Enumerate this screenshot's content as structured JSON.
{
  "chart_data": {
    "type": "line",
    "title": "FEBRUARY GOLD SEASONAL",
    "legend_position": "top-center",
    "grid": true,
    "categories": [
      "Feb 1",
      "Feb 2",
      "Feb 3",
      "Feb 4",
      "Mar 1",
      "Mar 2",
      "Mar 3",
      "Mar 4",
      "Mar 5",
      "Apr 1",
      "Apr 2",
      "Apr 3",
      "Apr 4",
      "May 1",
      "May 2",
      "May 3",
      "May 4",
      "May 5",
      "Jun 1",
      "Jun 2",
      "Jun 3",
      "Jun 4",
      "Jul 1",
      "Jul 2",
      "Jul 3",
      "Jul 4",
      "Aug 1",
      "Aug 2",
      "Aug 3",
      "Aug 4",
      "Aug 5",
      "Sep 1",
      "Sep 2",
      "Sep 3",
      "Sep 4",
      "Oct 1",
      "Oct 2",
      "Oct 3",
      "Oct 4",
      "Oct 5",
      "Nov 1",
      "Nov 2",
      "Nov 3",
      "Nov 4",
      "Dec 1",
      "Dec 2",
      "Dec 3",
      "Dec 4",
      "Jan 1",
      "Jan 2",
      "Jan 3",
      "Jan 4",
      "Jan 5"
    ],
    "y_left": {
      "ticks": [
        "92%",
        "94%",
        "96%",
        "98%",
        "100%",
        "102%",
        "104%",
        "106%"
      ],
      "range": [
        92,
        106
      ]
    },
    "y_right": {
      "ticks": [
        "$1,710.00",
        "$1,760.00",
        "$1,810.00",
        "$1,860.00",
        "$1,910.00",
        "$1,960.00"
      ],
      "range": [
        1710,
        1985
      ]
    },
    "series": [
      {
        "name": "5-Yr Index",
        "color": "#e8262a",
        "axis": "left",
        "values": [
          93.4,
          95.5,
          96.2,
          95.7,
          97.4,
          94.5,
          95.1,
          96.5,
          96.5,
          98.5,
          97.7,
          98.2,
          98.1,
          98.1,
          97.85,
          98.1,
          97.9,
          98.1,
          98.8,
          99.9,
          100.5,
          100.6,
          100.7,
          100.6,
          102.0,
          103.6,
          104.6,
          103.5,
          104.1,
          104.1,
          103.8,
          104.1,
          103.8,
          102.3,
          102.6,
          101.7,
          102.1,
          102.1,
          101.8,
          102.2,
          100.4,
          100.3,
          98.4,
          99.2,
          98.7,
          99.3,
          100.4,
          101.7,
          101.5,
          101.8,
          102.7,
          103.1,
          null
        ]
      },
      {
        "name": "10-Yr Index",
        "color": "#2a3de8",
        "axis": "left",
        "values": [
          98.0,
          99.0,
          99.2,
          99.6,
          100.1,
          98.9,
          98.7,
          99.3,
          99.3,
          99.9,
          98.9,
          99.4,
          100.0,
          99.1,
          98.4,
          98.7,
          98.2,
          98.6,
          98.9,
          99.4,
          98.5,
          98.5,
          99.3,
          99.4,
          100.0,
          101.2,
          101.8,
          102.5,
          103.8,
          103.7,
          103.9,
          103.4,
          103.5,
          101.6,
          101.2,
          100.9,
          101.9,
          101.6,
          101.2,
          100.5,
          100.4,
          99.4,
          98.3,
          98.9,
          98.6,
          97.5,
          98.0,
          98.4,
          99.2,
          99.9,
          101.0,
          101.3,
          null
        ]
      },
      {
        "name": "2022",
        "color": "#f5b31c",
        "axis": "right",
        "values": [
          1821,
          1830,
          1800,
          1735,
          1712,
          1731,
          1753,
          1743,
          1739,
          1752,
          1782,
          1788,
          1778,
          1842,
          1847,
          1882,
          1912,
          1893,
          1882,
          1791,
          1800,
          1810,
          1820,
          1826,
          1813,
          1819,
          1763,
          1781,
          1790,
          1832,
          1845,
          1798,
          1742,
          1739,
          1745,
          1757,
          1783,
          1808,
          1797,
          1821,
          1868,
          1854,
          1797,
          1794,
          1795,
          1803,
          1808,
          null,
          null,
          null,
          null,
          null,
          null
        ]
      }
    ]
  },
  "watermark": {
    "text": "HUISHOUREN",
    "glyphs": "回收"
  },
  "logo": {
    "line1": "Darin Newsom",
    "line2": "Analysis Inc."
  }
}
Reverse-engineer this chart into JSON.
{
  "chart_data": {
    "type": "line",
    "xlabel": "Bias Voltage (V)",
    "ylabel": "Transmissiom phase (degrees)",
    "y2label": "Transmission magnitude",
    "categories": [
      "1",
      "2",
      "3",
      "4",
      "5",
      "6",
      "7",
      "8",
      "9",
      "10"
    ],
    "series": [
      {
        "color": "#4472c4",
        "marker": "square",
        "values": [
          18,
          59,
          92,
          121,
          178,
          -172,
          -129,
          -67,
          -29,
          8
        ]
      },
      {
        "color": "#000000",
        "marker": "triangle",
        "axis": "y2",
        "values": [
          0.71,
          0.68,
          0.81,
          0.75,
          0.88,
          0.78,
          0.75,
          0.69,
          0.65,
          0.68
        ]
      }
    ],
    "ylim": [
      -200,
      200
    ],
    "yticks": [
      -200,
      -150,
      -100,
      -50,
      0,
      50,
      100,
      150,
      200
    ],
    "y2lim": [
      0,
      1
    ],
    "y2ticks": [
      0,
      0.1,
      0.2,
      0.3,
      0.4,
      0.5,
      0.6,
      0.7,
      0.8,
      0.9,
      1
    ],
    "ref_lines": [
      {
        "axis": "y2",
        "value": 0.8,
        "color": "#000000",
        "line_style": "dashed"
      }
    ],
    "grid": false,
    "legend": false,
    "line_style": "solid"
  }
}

┄┄┄┄┄┄

Written task ▸
Find the lines above holding the word "color" and show them.

Worked answer ▸
        "color": "#e8262a",
        "color": "#2a3de8",
        "color": "#f5b31c",
        "color": "#4472c4",
        "color": "#000000",
        "color": "#000000",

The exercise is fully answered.